AIM: Pick out every line holding the string "this" and copy it.

══ RECORDS ══

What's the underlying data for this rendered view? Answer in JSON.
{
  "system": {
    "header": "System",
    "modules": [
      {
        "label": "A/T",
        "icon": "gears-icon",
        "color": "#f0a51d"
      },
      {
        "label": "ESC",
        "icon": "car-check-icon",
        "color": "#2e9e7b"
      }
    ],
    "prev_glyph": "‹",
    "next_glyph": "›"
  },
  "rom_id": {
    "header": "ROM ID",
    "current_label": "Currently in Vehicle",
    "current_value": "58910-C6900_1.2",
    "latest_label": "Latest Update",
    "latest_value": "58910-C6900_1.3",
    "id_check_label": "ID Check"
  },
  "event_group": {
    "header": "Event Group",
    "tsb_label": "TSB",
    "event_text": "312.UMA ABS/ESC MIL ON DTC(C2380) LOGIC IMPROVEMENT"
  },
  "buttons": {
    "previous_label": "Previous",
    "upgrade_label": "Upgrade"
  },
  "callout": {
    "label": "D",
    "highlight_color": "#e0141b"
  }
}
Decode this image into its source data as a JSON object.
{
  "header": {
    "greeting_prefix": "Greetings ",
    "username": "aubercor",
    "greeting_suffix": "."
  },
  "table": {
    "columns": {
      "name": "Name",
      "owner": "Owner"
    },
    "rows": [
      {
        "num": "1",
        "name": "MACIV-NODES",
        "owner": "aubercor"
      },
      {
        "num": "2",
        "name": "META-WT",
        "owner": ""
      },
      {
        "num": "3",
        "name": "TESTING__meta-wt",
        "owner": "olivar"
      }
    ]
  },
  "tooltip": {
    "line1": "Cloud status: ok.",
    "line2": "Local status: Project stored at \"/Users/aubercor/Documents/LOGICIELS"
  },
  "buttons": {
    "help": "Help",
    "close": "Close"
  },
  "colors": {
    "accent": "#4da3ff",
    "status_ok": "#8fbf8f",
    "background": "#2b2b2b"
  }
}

═══

THE RESPONSE:
What's the underlying data for this rendered view? Answer in JSON.
Decode this image into its source data as a JSON object.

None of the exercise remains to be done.